■ Task goal ■
From the listing below, copy every line with the word "caption".

☆ ☆ ☆

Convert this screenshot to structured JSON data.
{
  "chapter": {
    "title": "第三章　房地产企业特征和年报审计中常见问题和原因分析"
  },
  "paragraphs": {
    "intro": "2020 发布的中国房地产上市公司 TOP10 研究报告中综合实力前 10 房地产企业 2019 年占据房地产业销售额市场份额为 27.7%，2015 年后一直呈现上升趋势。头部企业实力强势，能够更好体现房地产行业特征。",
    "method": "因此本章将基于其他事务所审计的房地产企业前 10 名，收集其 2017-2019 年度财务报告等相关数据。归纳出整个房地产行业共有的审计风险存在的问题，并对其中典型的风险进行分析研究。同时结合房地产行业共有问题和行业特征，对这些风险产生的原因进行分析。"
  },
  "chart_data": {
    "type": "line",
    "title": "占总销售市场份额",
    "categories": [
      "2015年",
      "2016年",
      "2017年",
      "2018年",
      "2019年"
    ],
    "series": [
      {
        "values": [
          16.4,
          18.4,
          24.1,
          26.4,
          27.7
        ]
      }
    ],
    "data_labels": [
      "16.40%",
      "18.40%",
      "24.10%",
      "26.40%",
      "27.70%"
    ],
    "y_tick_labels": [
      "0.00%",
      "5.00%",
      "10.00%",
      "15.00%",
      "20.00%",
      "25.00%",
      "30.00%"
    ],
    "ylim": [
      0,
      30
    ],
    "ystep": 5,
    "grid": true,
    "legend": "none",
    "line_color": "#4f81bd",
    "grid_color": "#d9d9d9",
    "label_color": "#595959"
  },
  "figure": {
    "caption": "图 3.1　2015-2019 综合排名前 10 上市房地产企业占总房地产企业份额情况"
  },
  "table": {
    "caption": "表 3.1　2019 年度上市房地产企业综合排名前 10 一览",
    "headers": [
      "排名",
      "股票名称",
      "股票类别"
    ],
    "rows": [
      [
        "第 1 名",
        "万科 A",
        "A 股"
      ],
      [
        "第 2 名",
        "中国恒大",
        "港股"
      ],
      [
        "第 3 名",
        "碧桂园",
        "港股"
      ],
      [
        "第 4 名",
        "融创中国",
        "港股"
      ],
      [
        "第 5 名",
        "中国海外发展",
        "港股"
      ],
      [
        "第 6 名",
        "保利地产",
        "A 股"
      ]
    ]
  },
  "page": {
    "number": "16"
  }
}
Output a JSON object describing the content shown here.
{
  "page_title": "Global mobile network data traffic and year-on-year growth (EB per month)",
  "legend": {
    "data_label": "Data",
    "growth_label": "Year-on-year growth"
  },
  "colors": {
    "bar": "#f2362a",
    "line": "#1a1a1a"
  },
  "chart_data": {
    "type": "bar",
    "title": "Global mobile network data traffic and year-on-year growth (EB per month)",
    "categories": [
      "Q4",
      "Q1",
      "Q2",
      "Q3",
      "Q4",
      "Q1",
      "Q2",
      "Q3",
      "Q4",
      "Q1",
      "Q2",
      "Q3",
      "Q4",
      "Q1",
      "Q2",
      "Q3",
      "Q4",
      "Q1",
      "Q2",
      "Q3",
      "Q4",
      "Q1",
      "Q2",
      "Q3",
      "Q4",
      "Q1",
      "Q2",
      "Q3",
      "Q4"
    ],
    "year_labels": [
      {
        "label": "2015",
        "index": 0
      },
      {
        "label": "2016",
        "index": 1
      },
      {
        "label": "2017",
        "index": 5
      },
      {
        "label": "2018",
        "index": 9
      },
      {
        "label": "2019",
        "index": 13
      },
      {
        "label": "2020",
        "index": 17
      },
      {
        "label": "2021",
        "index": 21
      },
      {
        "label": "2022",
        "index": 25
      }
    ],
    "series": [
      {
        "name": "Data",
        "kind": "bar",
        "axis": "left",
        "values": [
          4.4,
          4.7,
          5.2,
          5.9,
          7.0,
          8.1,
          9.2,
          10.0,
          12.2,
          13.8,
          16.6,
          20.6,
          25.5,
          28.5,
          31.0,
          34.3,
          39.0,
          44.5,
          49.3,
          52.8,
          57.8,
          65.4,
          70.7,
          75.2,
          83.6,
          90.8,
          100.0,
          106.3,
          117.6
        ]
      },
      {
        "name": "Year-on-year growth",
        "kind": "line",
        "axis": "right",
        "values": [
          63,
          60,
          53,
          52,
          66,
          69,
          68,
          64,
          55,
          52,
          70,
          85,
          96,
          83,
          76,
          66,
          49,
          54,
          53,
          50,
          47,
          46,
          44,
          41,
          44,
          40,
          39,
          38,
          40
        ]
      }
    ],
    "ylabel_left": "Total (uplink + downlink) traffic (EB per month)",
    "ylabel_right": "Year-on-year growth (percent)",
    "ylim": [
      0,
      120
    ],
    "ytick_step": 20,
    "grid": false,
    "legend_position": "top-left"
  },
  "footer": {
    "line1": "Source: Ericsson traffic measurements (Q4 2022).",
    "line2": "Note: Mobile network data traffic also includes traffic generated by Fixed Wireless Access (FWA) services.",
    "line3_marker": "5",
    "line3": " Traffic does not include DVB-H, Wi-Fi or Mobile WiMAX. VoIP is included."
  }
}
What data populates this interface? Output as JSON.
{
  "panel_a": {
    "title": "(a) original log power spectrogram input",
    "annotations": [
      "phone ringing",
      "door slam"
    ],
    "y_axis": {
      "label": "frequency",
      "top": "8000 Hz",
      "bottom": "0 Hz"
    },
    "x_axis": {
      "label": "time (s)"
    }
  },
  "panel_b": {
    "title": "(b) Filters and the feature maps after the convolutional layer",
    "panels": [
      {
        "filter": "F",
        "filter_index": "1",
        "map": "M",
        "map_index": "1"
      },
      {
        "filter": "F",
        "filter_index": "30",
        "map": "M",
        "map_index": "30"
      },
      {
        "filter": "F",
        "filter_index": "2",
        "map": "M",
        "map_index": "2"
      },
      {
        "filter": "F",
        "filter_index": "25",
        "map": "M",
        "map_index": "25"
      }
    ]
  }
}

☆ ☆ ☆

■ Full answer ■
    "caption": "图 3.1　2015-2019 综合排名前 10 上市房地产企业占总房地产企业份额情况"
    "caption": "表 3.1　2019 年度上市房地产企业综合排名前 10 一览",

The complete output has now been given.